### The input
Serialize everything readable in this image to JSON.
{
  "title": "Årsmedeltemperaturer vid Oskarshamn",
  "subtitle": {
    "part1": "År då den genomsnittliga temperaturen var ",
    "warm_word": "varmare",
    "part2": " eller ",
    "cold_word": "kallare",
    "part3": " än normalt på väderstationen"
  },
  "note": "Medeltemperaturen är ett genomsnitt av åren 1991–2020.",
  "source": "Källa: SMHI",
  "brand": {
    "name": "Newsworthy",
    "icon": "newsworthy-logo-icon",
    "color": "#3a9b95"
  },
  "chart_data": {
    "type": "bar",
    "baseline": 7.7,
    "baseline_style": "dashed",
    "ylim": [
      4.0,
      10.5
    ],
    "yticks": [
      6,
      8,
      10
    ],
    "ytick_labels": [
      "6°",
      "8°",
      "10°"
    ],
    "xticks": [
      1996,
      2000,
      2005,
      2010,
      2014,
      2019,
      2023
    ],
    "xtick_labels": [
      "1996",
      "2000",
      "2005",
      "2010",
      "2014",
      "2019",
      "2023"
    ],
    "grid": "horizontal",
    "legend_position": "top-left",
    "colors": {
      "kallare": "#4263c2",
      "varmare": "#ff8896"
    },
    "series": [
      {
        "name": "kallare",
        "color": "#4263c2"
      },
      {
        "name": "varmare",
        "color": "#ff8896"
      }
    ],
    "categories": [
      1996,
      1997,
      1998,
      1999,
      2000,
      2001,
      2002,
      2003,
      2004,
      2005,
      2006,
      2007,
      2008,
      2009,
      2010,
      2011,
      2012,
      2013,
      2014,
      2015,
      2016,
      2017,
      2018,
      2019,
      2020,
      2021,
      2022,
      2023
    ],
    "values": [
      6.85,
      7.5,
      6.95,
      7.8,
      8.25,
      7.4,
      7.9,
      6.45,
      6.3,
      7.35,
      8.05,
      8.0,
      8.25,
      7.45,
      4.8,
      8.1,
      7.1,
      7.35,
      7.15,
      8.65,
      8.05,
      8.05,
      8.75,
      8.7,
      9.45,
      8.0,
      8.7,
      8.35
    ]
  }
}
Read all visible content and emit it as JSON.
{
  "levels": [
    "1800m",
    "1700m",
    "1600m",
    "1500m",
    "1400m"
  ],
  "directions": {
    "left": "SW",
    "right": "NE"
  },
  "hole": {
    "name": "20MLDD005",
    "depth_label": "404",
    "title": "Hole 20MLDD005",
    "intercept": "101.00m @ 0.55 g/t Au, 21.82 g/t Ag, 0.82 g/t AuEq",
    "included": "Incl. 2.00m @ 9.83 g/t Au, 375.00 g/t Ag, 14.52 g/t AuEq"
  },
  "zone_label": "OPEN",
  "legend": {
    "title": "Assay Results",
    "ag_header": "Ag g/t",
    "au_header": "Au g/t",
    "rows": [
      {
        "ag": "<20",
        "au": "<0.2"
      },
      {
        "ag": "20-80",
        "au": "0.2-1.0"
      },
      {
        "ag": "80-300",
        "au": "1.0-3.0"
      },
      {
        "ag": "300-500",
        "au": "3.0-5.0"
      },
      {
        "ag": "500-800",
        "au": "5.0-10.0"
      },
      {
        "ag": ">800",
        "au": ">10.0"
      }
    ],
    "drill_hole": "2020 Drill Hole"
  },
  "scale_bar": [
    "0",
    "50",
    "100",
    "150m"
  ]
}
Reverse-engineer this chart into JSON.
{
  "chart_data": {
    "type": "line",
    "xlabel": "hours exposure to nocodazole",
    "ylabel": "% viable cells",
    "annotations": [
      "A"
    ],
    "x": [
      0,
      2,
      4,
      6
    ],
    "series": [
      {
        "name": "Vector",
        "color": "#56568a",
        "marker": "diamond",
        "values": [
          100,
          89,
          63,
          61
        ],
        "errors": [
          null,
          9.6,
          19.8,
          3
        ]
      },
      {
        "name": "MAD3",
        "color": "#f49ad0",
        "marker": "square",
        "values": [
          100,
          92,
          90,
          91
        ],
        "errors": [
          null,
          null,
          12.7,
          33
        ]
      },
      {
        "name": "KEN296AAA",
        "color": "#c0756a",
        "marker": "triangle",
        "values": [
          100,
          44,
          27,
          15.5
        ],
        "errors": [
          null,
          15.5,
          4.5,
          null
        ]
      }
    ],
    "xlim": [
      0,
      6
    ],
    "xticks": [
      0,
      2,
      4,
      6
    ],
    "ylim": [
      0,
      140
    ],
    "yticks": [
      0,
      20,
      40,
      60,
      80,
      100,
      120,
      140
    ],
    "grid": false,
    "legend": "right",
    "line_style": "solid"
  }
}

### What is needed
Write out each line exactly, as it is shown above.

### Response box
Serialize everything readable in this image to JSON.
{
  "title": "Årsmedeltemperaturer vid Oskarshamn",
  "subtitle": {
    "part1": "År då den genomsnittliga temperaturen var ",
    "warm_word": "varmare",
    "part2": " eller ",
    "cold_word": "kallare",
    "part3": " än normalt på väderstationen"
  },
  "note": "Medeltemperaturen är ett genomsnitt av åren 1991–2020.",
  "source": "Källa: SMHI",
  "brand": {
    "name": "Newsworthy",
    "icon": "newsworthy-logo-icon",
    "color": "#3a9b95"
  },
  "chart_data": {
    "type": "bar",
    "baseline": 7.7,
    "baseline_style": "dashed",
    "ylim": [
      4.0,
      10.5
    ],
    "yticks": [
      6,
      8,
      10
    ],
    "ytick_labels": [
      "6°",
      "8°",
      "10°"
    ],
    "xticks": [
      1996,
      2000,
      2005,
      2010,
      2014,
      2019,
      2023
    ],
    "xtick_labels": [
      "1996",
      "2000",
      "2005",
      "2010",
      "2014",
      "2019",
      "2023"
    ],
    "grid": "horizontal",
    "legend_position": "top-left",
    "colors": {
      "kallare": "#4263c2",
      "varmare": "#ff8896"
    },
    "series": [
      {
        "name": "kallare",
        "color": "#4263c2"
      },
      {
        "name": "varmare",
        "color": "#ff8896"
      }
    ],
    "categories": [
      1996,
      1997,
      1998,
      1999,
      2000,
      2001,
      2002,
      2003,
      2004,
      2005,
      2006,
      2007,
      2008,
      2009,
      2010,
      2011,
      2012,
      2013,
      2014,
      2015,
      2016,
      2017,
      2018,
      2019,
      2020,
      2021,
      2022,
      2023
    ],
    "values": [
      6.85,
      7.5,
      6.95,
      7.8,
      8.25,
      7.4,
      7.9,
      6.45,
      6.3,
      7.35,
      8.05,
      8.0,
      8.25,
      7.45,
      4.8,
      8.1,
      7.1,
      7.35,
      7.15,
      8.65,
      8.05,
      8.05,
      8.75,
      8.7,
      9.45,
      8.0,
      8.7,
      8.35
    ]
  }
}
Read all visible content and emit it as JSON.
{
  "levels": [
    "1800m",
    "1700m",
    "1600m",
    "1500m",
    "1400m"
  ],
  "directions": {
    "left": "SW",
    "right": "NE"
  },
  "hole": {
    "name": "20MLDD005",
    "depth_label": "404",
    "title": "Hole 20MLDD005",
    "intercept": "101.00m @ 0.55 g/t Au, 21.82 g/t Ag, 0.82 g/t AuEq",
    "included": "Incl. 2.00m @ 9.83 g/t Au, 375.00 g/t Ag, 14.52 g/t AuEq"
  },
  "zone_label": "OPEN",
  "legend": {
    "title": "Assay Results",
    "ag_header": "Ag g/t",
    "au_header": "Au g/t",
    "rows": [
      {
        "ag": "<20",
        "au": "<0.2"
      },
      {
        "ag": "20-80",
        "au": "0.2-1.0"
      },
      {
        "ag": "80-300",
        "au": "1.0-3.0"
      },
      {
        "ag": "300-500",
        "au": "3.0-5.0"
      },
      {
        "ag": "500-800",
        "au": "5.0-10.0"
      },
      {
        "ag": ">800",
        "au": ">10.0"
      }
    ],
    "drill_hole": "2020 Drill Hole"
  },
  "scale_bar": [
    "0",
    "50",
    "100",
    "150m"
  ]
}
Reverse-engineer this chart into JSON.
{
  "chart_data": {
    "type": "line",
    "xlabel": "hours exposure to nocodazole",
    "ylabel": "% viable cells",
    "annotations": [
      "A"
    ],
    "x": [
      0,
      2,
      4,
      6
    ],
    "series": [
      {
        "name": "Vector",
        "color": "#56568a",
        "marker": "diamond",
        "values": [
          100,
          89,
          63,
          61
        ],
        "errors": [
          null,
          9.6,
          19.8,
          3
        ]
      },
      {
        "name": "MAD3",
        "color": "#f49ad0",
        "marker": "square",
        "values": [
          100,
          92,
          90,
          91
        ],
        "errors": [
          null,
          null,
          12.7,
          33
        ]
      },
      {
        "name": "KEN296AAA",
        "color": "#c0756a",
        "marker": "triangle",
        "values": [
          100,
          44,
          27,
          15.5
        ],
        "errors": [
          null,
          15.5,
          4.5,
          null
        ]
      }
    ],
    "xlim": [
      0,
      6
    ],
    "xticks": [
      0,
      2,
      4,
      6
    ],
    "ylim": [
      0,
      140
    ],
    "yticks": [
      0,
      20,
      40,
      60,
      80,
      100,
      120,
      140
    ],
    "grid": false,
    "legend": "right",
    "line_style": "solid"
  }
}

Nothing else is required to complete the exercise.